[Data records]
[start]
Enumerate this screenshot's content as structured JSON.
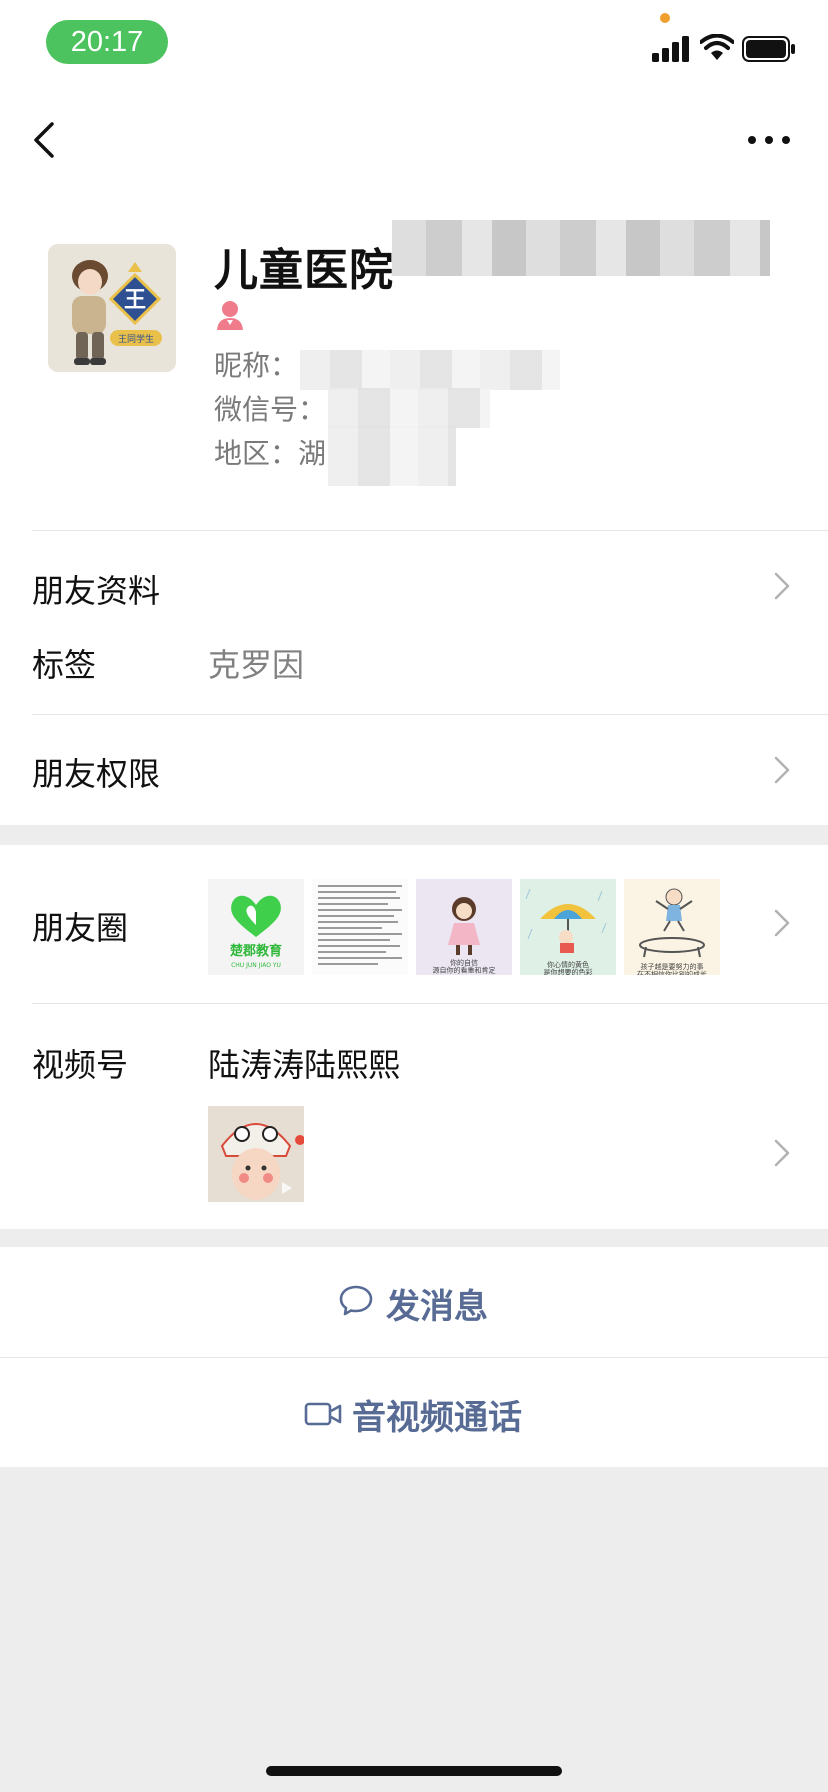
{
  "status_bar": {
    "time": "20:17"
  },
  "nav": {
    "back_icon": "chevron-left-icon",
    "more_icon": "more-dots-icon"
  },
  "profile": {
    "display_name": "儿童医院",
    "gender_icon": "female-person-icon",
    "nickname_label": "昵称：",
    "wechat_id_label": "微信号：",
    "region_label": "地区：",
    "region_value": "湖"
  },
  "cells": {
    "friend_info": "朋友资料",
    "tags_label": "标签",
    "tags_value": "克罗因",
    "friend_permissions": "朋友权限",
    "moments_label": "朋友圈",
    "channels_label": "视频号",
    "channels_name": "陆涛涛陆熙熙"
  },
  "moments_thumbs": {
    "brand_text": "楚郡教育",
    "brand_sub": "CHU JUN JIAO YU",
    "caption_1": "你的自信\n源自你的看重和肯定",
    "caption_2": "你心情的黄色\n是你想要的色彩",
    "caption_3": "孩子越是要努力的事\n在不相信你比别的成长"
  },
  "avatar_text": {
    "badge_char": "王",
    "badge_sub": "王同学生"
  },
  "actions": {
    "send_message": "发消息",
    "send_message_icon": "chat-bubble-icon",
    "av_call": "音视频通话",
    "av_call_icon": "video-camera-icon"
  },
  "colors": {
    "accent_link": "#576b95",
    "time_pill": "#4cc35e",
    "background": "#ededed"
  }
}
[end]
Task brief:
Exclude the pictures, and transcribe all of the material exactly.

Right answer:
Enumerate this screenshot's content as structured JSON.
{
  "status_bar": {
    "time": "20:17"
  },
  "nav": {
    "back_icon": "chevron-left-icon",
    "more_icon": "more-dots-icon"
  },
  "profile": {
    "display_name": "儿童医院",
    "gender_icon": "female-person-icon",
    "nickname_label": "昵称：",
    "wechat_id_label": "微信号：",
    "region_label": "地区：",
    "region_value": "湖"
  },
  "cells": {
    "friend_info": "朋友资料",
    "tags_label": "标签",
    "tags_value": "克罗因",
    "friend_permissions": "朋友权限",
    "moments_label": "朋友圈",
    "channels_label": "视频号",
    "channels_name": "陆涛涛陆熙熙"
  },
  "moments_thumbs": {
    "brand_text": "楚郡教育",
    "brand_sub": "CHU JUN JIAO YU",
    "caption_1": "你的自信\n源自你的看重和肯定",
    "caption_2": "你心情的黄色\n是你想要的色彩",
    "caption_3": "孩子越是要努力的事\n在不相信你比别的成长"
  },
  "avatar_text": {
    "badge_char": "王",
    "badge_sub": "王同学生"
  },
  "actions": {
    "send_message": "发消息",
    "send_message_icon": "chat-bubble-icon",
    "av_call": "音视频通话",
    "av_call_icon": "video-camera-icon"
  },
  "colors": {
    "accent_link": "#576b95",
    "time_pill": "#4cc35e",
    "background": "#ededed"
  }
}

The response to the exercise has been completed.